* begin *

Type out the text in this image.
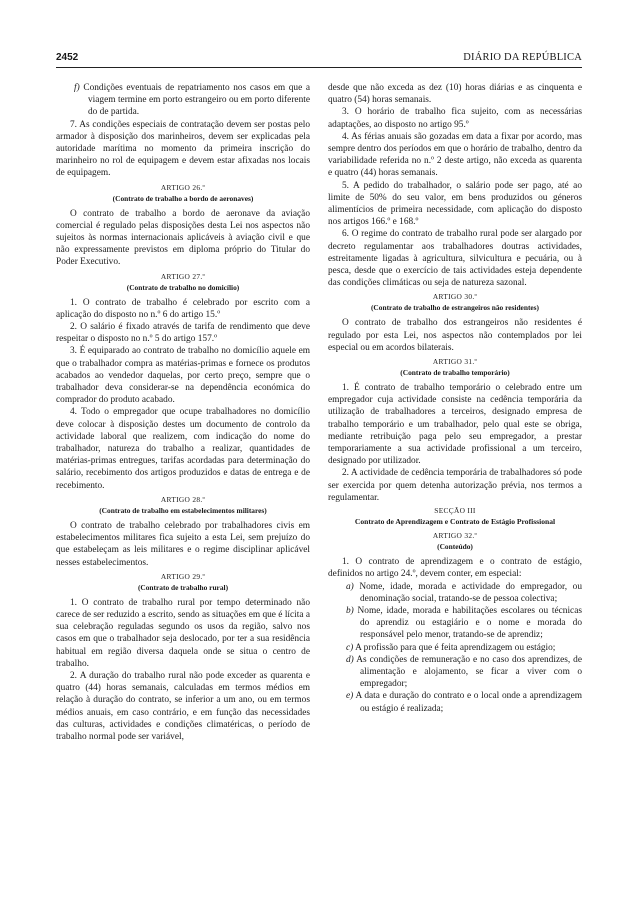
2452	DIÁRIO DA REPÚBLICA

f) Condições eventuais de repatriamento nos casos em que a viagem termine em porto estrangeiro ou em porto diferente do de partida.

7. As condições especiais de contratação devem ser postas pelo armador à disposição dos marinheiros, devem ser explicadas pela autoridade marítima no momento da primeira inscrição do marinheiro no rol de equipagem e devem estar afixadas nos locais de equipagem.

ARTIGO 26.º
(Contrato de trabalho a bordo de aeronaves)

O contrato de trabalho a bordo de aeronave da aviação comercial é regulado pelas disposições desta Lei nos aspectos não sujeitos às normas internacionais aplicáveis à aviação civil e que não expressamente previstos em diploma próprio do Titular do Poder Executivo.

ARTIGO 27.º
(Contrato de trabalho no domicílio)

1. O contrato de trabalho é celebrado por escrito com a aplicação do disposto no n.º 6 do artigo 15.º

2. O salário é fixado através de tarifa de rendimento que deve respeitar o disposto no n.º 5 do artigo 157.º

3. É equiparado ao contrato de trabalho no domicílio aquele em que o trabalhador compra as matérias-primas e fornece os produtos acabados ao vendedor daquelas, por certo preço, sempre que o trabalhador deva considerar-se na dependência económica do comprador do produto acabado.

4. Todo o empregador que ocupe trabalhadores no domicílio deve colocar à disposição destes um documento de controlo da actividade laboral que realizem, com indicação do nome do trabalhador, natureza do trabalho a realizar, quantidades de matérias-primas entregues, tarifas acordadas para determinação do salário, recebimento dos artigos produzidos e datas de entrega e de recebimento.

ARTIGO 28.º
(Contrato de trabalho em estabelecimentos militares)

O contrato de trabalho celebrado por trabalhadores civis em estabelecimentos militares fica sujeito a esta Lei, sem prejuízo do que estabeleçam as leis militares e o regime disciplinar aplicável nesses estabelecimentos.

ARTIGO 29.º
(Contrato de trabalho rural)

1. O contrato de trabalho rural por tempo determinado não carece de ser reduzido a escrito, sendo as situações em que é lícita a sua celebração reguladas segundo os usos da região, salvo nos casos em que o trabalhador seja deslocado, por ter a sua residência habitual em região diversa daquela onde se situa o centro de trabalho.

2. A duração do trabalho rural não pode exceder as quarenta e quatro (44) horas semanais, calculadas em termos médios em relação à duração do contrato, se inferior a um ano, ou em termos médios anuais, em caso contrário, e em função das necessidades das culturas, actividades e condições climatéricas, o período de trabalho normal pode ser variável,

desde que não exceda as dez (10) horas diárias e as cinquenta e quatro (54) horas semanais.

3. O horário de trabalho fica sujeito, com as necessárias adaptações, ao disposto no artigo 95.º

4. As férias anuais são gozadas em data a fixar por acordo, mas sempre dentro dos períodos em que o horário de trabalho, dentro da variabilidade referida no n.º 2 deste artigo, não exceda as quarenta e quatro (44) horas semanais.

5. A pedido do trabalhador, o salário pode ser pago, até ao limite de 50% do seu valor, em bens produzidos ou géneros alimentícios de primeira necessidade, com aplicação do disposto nos artigos 166.º e 168.º

6. O regime do contrato de trabalho rural pode ser alargado por decreto regulamentar aos trabalhadores doutras actividades, estreitamente ligadas à agricultura, silvicultura e pecuária, ou à pesca, desde que o exercício de tais actividades esteja dependente das condições climáticas ou seja de natureza sazonal.

ARTIGO 30.º
(Contrato de trabalho de estrangeiros não residentes)

O contrato de trabalho dos estrangeiros não residentes é regulado por esta Lei, nos aspectos não contemplados por lei especial ou em acordos bilaterais.

ARTIGO 31.º
(Contrato de trabalho temporário)

1. É contrato de trabalho temporário o celebrado entre um empregador cuja actividade consiste na cedência temporária da utilização de trabalhadores a terceiros, designado empresa de trabalho temporário e um trabalhador, pelo qual este se obriga, mediante retribuição paga pelo seu empregador, a prestar temporariamente a sua actividade profissional a um terceiro, designado por utilizador.

2. A actividade de cedência temporária de trabalhadores só pode ser exercida por quem detenha autorização prévia, nos termos a regulamentar.

SECÇÃO III
Contrato de Aprendizagem e Contrato de Estágio Profissional
ARTIGO 32.º
(Conteúdo)

1. O contrato de aprendizagem e o contrato de estágio, definidos no artigo 24.º, devem conter, em especial:

a) Nome, idade, morada e actividade do empregador, ou denominação social, tratando-se de pessoa colectiva;

b) Nome, idade, morada e habilitações escolares ou técnicas do aprendiz ou estagiário e o nome e morada do responsável pelo menor, tratando-se de aprendiz;

c) A profissão para que é feita aprendizagem ou estágio;

d) As condições de remuneração e no caso dos aprendizes, de alimentação e alojamento, se ficar a viver com o empregador;

e) A data e duração do contrato e o local onde a aprendizagem ou estágio é realizada;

* end *

» WORK REQUIRED
In the entries above, find every line holding the word "temporário" and copy it out.

» REPLY TO THE TASK
(Contrato de trabalho temporário)
1. É contrato de trabalho temporário o celebrado entre um empregador cuja actividade consiste na cedência temporária da utilização de trabalhadores a terceiros, designado empresa de trabalho temporário e um trabalhador, pelo qual este se obriga, mediante retribuição paga pelo seu empregador, a prestar temporariamente a sua actividade profissional a um terceiro, designado por utilizador.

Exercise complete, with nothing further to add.